<<<<

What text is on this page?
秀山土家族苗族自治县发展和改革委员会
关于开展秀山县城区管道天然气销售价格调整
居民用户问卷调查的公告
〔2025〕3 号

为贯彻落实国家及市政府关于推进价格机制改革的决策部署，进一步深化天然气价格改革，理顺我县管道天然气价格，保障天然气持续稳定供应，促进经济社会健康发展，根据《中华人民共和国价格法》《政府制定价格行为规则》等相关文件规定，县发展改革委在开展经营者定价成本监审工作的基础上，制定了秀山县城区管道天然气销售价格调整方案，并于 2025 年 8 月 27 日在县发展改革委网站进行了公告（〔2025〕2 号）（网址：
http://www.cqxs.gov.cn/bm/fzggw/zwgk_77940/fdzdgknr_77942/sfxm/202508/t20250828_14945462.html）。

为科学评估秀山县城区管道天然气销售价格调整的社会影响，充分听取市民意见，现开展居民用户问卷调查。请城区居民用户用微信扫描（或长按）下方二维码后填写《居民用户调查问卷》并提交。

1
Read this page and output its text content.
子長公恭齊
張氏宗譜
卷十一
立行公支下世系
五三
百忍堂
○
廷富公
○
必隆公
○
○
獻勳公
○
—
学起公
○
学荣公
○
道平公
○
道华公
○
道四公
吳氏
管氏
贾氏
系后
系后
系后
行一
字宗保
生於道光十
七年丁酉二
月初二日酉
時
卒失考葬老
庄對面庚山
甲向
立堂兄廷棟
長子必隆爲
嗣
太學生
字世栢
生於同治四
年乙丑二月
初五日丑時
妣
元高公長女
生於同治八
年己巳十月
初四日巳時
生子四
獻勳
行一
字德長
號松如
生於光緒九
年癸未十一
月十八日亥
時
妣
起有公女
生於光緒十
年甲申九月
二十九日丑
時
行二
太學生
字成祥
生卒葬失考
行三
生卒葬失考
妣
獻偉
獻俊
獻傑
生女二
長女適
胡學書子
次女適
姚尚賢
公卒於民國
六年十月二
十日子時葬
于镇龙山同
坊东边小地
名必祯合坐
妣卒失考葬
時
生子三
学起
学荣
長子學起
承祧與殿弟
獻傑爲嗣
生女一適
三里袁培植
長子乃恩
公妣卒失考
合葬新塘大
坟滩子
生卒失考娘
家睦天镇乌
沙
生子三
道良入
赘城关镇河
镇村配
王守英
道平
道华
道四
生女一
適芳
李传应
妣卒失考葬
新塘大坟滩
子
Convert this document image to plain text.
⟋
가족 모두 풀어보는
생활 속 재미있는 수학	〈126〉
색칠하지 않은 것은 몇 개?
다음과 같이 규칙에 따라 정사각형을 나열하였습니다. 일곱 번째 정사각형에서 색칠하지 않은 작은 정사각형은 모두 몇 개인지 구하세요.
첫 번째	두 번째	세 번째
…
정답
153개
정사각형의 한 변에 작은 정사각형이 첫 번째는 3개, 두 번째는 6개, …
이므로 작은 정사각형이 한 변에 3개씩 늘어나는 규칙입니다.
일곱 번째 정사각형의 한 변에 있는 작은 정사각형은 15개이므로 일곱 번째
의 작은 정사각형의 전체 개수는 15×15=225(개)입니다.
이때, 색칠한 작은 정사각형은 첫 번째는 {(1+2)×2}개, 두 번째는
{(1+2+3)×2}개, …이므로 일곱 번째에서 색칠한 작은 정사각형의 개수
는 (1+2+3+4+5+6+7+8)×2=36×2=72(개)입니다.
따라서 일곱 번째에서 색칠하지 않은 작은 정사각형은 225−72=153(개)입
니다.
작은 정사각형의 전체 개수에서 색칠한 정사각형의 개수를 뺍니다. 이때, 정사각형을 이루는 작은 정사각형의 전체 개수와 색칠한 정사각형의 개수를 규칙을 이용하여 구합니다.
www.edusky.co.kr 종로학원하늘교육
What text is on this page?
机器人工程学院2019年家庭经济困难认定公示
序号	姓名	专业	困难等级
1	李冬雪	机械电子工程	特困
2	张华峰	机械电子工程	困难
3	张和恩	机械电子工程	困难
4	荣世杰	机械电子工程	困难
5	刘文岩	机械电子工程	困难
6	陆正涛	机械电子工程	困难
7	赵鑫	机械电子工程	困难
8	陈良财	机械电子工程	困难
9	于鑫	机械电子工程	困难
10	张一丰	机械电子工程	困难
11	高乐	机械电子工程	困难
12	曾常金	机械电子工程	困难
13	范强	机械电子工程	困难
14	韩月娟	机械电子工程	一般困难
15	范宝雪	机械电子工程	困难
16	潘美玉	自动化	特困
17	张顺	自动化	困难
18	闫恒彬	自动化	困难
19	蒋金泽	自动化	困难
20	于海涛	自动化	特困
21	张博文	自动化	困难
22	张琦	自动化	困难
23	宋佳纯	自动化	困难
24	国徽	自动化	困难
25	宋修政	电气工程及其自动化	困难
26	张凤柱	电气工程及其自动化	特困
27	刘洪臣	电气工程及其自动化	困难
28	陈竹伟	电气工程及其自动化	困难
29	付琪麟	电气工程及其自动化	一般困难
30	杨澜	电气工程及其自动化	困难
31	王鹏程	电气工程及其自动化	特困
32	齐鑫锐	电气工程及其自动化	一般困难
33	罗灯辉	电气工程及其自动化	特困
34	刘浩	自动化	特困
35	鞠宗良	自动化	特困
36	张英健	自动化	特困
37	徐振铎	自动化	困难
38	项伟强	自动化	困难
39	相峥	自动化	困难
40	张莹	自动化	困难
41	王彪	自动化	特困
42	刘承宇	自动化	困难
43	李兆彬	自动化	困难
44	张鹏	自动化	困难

>>>>

Requirements — Copy the records above exactly as they appear.

Solved problem —
What text is on this page?
秀山土家族苗族自治县发展和改革委员会
关于开展秀山县城区管道天然气销售价格调整
居民用户问卷调查的公告
〔2025〕3 号

为贯彻落实国家及市政府关于推进价格机制改革的决策部署，进一步深化天然气价格改革，理顺我县管道天然气价格，保障天然气持续稳定供应，促进经济社会健康发展，根据《中华人民共和国价格法》《政府制定价格行为规则》等相关文件规定，县发展改革委在开展经营者定价成本监审工作的基础上，制定了秀山县城区管道天然气销售价格调整方案，并于 2025 年 8 月 27 日在县发展改革委网站进行了公告（〔2025〕2 号）（网址：
http://www.cqxs.gov.cn/bm/fzggw/zwgk_77940/fdzdgknr_77942/sfxm/202508/t20250828_14945462.html）。

为科学评估秀山县城区管道天然气销售价格调整的社会影响，充分听取市民意见，现开展居民用户问卷调查。请城区居民用户用微信扫描（或长按）下方二维码后填写《居民用户调查问卷》并提交。

1
Read this page and output its text content.
子長公恭齊
張氏宗譜
卷十一
立行公支下世系
五三
百忍堂
○
廷富公
○
必隆公
○
○
獻勳公
○
—
学起公
○
学荣公
○
道平公
○
道华公
○
道四公
吳氏
管氏
贾氏
系后
系后
系后
行一
字宗保
生於道光十
七年丁酉二
月初二日酉
時
卒失考葬老
庄對面庚山
甲向
立堂兄廷棟
長子必隆爲
嗣
太學生
字世栢
生於同治四
年乙丑二月
初五日丑時
妣
元高公長女
生於同治八
年己巳十月
初四日巳時
生子四
獻勳
行一
字德長
號松如
生於光緒九
年癸未十一
月十八日亥
時
妣
起有公女
生於光緒十
年甲申九月
二十九日丑
時
行二
太學生
字成祥
生卒葬失考
行三
生卒葬失考
妣
獻偉
獻俊
獻傑
生女二
長女適
胡學書子
次女適
姚尚賢
公卒於民國
六年十月二
十日子時葬
于镇龙山同
坊东边小地
名必祯合坐
妣卒失考葬
時
生子三
学起
学荣
長子學起
承祧與殿弟
獻傑爲嗣
生女一適
三里袁培植
長子乃恩
公妣卒失考
合葬新塘大
坟滩子
生卒失考娘
家睦天镇乌
沙
生子三
道良入
赘城关镇河
镇村配
王守英
道平
道华
道四
生女一
適芳
李传应
妣卒失考葬
新塘大坟滩
子
Convert this document image to plain text.
⟋
가족 모두 풀어보는
생활 속 재미있는 수학	〈126〉
색칠하지 않은 것은 몇 개?
다음과 같이 규칙에 따라 정사각형을 나열하였습니다. 일곱 번째 정사각형에서 색칠하지 않은 작은 정사각형은 모두 몇 개인지 구하세요.
첫 번째	두 번째	세 번째
…
정답
153개
정사각형의 한 변에 작은 정사각형이 첫 번째는 3개, 두 번째는 6개, …
이므로 작은 정사각형이 한 변에 3개씩 늘어나는 규칙입니다.
일곱 번째 정사각형의 한 변에 있는 작은 정사각형은 15개이므로 일곱 번째
의 작은 정사각형의 전체 개수는 15×15=225(개)입니다.
이때, 색칠한 작은 정사각형은 첫 번째는 {(1+2)×2}개, 두 번째는
{(1+2+3)×2}개, …이므로 일곱 번째에서 색칠한 작은 정사각형의 개수
는 (1+2+3+4+5+6+7+8)×2=36×2=72(개)입니다.
따라서 일곱 번째에서 색칠하지 않은 작은 정사각형은 225−72=153(개)입
니다.
작은 정사각형의 전체 개수에서 색칠한 정사각형의 개수를 뺍니다. 이때, 정사각형을 이루는 작은 정사각형의 전체 개수와 색칠한 정사각형의 개수를 규칙을 이용하여 구합니다.
www.edusky.co.kr 종로학원하늘교육
What text is on this page?
机器人工程学院2019年家庭经济困难认定公示
序号	姓名	专业	困难等级
1	李冬雪	机械电子工程	特困
2	张华峰	机械电子工程	困难
3	张和恩	机械电子工程	困难
4	荣世杰	机械电子工程	困难
5	刘文岩	机械电子工程	困难
6	陆正涛	机械电子工程	困难
7	赵鑫	机械电子工程	困难
8	陈良财	机械电子工程	困难
9	于鑫	机械电子工程	困难
10	张一丰	机械电子工程	困难
11	高乐	机械电子工程	困难
12	曾常金	机械电子工程	困难
13	范强	机械电子工程	困难
14	韩月娟	机械电子工程	一般困难
15	范宝雪	机械电子工程	困难
16	潘美玉	自动化	特困
17	张顺	自动化	困难
18	闫恒彬	自动化	困难
19	蒋金泽	自动化	困难
20	于海涛	自动化	特困
21	张博文	自动化	困难
22	张琦	自动化	困难
23	宋佳纯	自动化	困难
24	国徽	自动化	困难
25	宋修政	电气工程及其自动化	困难
26	张凤柱	电气工程及其自动化	特困
27	刘洪臣	电气工程及其自动化	困难
28	陈竹伟	电气工程及其自动化	困难
29	付琪麟	电气工程及其自动化	一般困难
30	杨澜	电气工程及其自动化	困难
31	王鹏程	电气工程及其自动化	特困
32	齐鑫锐	电气工程及其自动化	一般困难
33	罗灯辉	电气工程及其自动化	特困
34	刘浩	自动化	特困
35	鞠宗良	自动化	特困
36	张英健	自动化	特困
37	徐振铎	自动化	困难
38	项伟强	自动化	困难
39	相峥	自动化	困难
40	张莹	自动化	困难
41	王彪	自动化	特困
42	刘承宇	自动化	困难
43	李兆彬	自动化	困难
44	张鹏	自动化	困难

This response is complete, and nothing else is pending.